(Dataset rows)
════════════════════
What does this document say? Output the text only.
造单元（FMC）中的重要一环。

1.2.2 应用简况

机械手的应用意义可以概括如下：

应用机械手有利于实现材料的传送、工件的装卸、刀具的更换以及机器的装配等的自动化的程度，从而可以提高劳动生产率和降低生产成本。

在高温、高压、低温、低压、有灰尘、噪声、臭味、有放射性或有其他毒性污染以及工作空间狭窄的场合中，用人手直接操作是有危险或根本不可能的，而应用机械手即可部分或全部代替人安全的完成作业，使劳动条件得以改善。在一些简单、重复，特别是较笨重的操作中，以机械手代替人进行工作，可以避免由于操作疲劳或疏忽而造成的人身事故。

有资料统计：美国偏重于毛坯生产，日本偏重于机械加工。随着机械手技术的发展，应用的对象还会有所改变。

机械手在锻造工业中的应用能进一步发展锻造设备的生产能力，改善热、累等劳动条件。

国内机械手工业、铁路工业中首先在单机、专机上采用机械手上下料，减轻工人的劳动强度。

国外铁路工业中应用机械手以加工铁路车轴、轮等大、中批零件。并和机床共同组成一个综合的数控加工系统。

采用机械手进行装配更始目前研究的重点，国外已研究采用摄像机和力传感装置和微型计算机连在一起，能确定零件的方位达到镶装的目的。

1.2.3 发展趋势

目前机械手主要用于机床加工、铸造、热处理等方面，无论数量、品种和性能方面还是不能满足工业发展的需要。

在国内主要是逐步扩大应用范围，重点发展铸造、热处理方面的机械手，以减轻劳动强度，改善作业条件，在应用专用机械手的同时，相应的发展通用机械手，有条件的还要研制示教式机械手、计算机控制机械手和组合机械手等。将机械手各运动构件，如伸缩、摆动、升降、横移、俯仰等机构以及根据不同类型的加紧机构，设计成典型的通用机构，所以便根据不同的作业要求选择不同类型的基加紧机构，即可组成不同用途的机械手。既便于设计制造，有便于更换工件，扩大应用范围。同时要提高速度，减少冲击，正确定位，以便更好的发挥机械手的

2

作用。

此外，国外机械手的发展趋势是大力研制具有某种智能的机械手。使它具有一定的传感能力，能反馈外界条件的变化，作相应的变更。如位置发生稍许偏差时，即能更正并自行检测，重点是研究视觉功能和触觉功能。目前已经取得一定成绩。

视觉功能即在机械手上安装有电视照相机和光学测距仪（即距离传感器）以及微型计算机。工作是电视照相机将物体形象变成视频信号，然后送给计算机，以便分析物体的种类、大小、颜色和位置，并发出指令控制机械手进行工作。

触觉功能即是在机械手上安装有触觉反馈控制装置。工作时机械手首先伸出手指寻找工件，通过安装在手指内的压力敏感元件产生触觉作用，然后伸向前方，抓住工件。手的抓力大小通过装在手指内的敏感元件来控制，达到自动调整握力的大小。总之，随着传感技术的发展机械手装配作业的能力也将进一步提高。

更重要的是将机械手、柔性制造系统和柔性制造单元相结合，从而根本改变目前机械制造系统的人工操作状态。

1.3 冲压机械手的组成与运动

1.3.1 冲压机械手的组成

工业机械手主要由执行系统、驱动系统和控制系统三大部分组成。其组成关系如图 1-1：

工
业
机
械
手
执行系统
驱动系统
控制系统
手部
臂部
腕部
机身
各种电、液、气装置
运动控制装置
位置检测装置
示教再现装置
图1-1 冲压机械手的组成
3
════════════════════
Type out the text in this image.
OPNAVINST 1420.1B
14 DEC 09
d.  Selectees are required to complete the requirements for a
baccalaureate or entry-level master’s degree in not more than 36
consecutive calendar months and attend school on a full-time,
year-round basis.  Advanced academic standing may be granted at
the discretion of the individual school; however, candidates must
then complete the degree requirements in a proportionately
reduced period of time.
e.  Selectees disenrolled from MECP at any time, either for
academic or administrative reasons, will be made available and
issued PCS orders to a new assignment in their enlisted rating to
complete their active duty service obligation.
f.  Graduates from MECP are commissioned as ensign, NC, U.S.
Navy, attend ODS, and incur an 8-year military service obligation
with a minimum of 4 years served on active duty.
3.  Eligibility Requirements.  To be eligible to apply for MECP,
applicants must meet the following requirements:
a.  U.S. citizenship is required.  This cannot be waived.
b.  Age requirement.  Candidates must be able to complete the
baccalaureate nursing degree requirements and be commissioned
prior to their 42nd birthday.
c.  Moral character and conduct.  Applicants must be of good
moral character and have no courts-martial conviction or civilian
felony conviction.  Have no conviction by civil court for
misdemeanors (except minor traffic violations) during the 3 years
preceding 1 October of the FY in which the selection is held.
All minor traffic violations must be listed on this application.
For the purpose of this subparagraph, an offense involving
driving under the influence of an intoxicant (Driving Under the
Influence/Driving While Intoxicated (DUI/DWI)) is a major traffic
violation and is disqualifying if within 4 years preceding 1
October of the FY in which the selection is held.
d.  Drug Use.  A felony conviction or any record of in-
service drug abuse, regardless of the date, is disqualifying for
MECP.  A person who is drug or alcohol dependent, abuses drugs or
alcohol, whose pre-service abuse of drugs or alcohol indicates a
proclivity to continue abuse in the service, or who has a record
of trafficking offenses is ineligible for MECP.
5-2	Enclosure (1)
════════════════════
## [PROBLEM REQUIREMENTS]
From the listing, copy each line containing the word "felony".

## [WRITTEN ANSWER]
felony conviction.  Have no conviction by civil court for
d.  Drug Use.  A felony conviction or any record of in-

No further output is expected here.